_Written problem_:
Count every line that has the word "Strawberry". Give the number, without anything more.

_Data supplied_:
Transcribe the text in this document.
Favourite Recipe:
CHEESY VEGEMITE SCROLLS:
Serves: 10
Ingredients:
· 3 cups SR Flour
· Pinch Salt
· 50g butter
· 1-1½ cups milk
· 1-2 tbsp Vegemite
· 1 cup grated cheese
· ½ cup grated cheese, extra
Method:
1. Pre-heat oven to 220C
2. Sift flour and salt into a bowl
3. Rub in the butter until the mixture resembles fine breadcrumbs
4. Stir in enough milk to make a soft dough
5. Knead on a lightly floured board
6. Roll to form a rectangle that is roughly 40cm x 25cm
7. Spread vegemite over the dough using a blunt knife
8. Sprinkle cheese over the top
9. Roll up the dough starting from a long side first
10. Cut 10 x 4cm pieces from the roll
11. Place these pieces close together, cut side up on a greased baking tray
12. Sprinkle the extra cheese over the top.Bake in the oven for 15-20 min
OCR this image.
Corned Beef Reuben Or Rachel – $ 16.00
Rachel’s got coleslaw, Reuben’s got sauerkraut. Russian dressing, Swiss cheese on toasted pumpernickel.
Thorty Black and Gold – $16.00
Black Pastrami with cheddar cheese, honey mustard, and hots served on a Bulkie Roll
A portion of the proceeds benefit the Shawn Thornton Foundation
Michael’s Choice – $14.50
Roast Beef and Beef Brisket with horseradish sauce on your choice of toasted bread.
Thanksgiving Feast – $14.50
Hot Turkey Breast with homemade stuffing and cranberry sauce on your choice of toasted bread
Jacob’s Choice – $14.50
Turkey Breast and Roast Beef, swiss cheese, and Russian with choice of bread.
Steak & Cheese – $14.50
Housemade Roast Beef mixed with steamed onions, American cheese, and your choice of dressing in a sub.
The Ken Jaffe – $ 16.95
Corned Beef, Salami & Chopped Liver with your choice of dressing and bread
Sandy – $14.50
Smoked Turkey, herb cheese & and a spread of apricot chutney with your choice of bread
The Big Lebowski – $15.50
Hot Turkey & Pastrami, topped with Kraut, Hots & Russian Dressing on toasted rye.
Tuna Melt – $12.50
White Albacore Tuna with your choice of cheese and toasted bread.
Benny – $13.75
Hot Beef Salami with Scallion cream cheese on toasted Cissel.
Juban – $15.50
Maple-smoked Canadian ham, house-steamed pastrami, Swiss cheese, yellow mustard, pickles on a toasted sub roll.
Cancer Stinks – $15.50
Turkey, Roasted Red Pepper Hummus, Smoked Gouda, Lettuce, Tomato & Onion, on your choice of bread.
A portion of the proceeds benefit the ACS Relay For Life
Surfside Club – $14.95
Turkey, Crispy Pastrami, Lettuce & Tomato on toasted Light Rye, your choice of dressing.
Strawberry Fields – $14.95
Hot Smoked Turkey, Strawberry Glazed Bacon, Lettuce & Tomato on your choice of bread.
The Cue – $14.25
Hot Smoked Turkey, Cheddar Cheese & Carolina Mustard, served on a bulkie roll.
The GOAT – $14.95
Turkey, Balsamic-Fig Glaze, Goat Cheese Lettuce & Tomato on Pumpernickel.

_Full answer_:
2